Review the lines that follow and copy each one that contains the word "PERGURUAN".

■ ■ ■ ■ ■

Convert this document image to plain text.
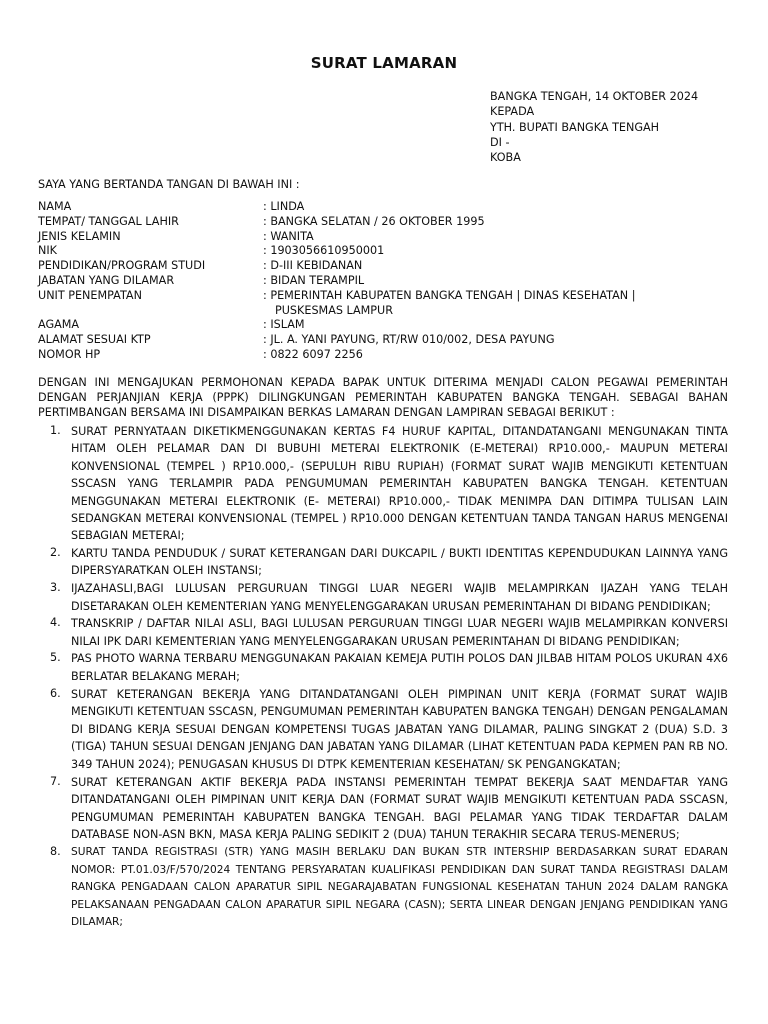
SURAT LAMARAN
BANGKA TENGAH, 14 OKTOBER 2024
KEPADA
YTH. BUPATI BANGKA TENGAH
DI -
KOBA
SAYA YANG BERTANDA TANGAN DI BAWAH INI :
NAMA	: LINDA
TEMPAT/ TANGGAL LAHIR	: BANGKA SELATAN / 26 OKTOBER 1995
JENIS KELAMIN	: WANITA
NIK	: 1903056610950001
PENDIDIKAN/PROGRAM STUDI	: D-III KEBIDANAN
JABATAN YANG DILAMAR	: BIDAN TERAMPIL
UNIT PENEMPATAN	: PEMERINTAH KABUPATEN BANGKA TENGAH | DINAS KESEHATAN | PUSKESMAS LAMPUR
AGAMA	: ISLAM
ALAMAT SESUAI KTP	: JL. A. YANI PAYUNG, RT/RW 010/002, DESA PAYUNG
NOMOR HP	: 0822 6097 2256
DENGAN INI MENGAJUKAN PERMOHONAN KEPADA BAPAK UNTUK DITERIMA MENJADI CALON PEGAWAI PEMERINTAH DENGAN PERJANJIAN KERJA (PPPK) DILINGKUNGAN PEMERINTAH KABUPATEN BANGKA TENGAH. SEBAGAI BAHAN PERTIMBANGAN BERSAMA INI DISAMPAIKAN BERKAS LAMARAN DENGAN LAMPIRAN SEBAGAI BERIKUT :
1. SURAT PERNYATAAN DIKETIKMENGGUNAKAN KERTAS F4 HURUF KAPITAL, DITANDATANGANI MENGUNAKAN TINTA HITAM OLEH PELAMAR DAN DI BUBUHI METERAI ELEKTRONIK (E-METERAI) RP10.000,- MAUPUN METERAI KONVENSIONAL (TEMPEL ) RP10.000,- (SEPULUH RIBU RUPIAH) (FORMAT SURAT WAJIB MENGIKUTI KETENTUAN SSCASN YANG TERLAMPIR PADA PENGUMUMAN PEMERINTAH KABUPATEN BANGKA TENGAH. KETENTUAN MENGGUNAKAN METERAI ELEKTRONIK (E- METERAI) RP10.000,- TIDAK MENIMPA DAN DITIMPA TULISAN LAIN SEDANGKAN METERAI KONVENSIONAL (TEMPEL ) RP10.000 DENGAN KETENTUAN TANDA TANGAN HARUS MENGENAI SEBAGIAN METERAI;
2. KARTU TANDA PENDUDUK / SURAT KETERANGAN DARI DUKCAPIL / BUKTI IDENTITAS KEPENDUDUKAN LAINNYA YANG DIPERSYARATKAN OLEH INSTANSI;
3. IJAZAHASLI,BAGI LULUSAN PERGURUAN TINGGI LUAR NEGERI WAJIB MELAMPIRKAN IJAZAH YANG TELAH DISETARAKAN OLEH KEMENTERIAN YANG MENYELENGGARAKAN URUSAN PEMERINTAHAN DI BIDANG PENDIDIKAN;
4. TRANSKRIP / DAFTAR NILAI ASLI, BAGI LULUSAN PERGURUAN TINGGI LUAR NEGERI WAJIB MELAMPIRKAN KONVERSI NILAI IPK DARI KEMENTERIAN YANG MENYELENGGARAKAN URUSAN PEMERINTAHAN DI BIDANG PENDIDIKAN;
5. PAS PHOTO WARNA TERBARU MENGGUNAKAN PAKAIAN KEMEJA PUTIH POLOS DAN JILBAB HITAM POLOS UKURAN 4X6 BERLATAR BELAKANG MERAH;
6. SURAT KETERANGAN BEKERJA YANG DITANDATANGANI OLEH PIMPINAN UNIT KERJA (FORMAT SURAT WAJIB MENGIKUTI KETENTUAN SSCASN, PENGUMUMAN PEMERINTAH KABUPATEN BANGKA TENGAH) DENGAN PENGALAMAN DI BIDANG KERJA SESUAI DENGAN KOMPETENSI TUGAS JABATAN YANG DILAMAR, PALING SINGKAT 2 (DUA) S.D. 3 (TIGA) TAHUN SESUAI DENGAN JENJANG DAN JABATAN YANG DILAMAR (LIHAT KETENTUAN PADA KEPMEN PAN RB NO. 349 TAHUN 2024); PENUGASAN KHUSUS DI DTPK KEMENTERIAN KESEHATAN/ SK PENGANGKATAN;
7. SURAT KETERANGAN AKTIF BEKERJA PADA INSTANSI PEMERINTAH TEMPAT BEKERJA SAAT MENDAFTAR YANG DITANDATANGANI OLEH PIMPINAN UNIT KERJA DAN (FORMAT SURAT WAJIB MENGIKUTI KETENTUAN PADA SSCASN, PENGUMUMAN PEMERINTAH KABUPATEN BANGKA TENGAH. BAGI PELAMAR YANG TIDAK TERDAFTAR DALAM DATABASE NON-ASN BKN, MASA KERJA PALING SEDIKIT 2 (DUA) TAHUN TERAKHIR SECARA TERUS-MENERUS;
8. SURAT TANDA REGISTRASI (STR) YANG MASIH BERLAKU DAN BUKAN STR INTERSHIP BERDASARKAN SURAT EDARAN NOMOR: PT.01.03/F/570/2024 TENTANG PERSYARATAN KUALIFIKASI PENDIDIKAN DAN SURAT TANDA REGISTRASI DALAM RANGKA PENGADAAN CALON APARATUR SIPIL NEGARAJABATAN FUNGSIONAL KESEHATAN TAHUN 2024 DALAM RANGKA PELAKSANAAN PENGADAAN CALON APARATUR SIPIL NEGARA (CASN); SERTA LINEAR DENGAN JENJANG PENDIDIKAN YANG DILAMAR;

■ ■ ■ ■ ■

- _Full solution_:
3. IJAZAHASLI,BAGI LULUSAN PERGURUAN TINGGI LUAR NEGERI WAJIB MELAMPIRKAN IJAZAH YANG TELAH DISETARAKAN OLEH KEMENTERIAN YANG MENYELENGGARAKAN URUSAN PEMERINTAHAN DI BIDANG PENDIDIKAN;
4. TRANSKRIP / DAFTAR NILAI ASLI, BAGI LULUSAN PERGURUAN TINGGI LUAR NEGERI WAJIB MELAMPIRKAN KONVERSI NILAI IPK DARI KEMENTERIAN YANG MENYELENGGARAKAN URUSAN PEMERINTAHAN DI BIDANG PENDIDIKAN;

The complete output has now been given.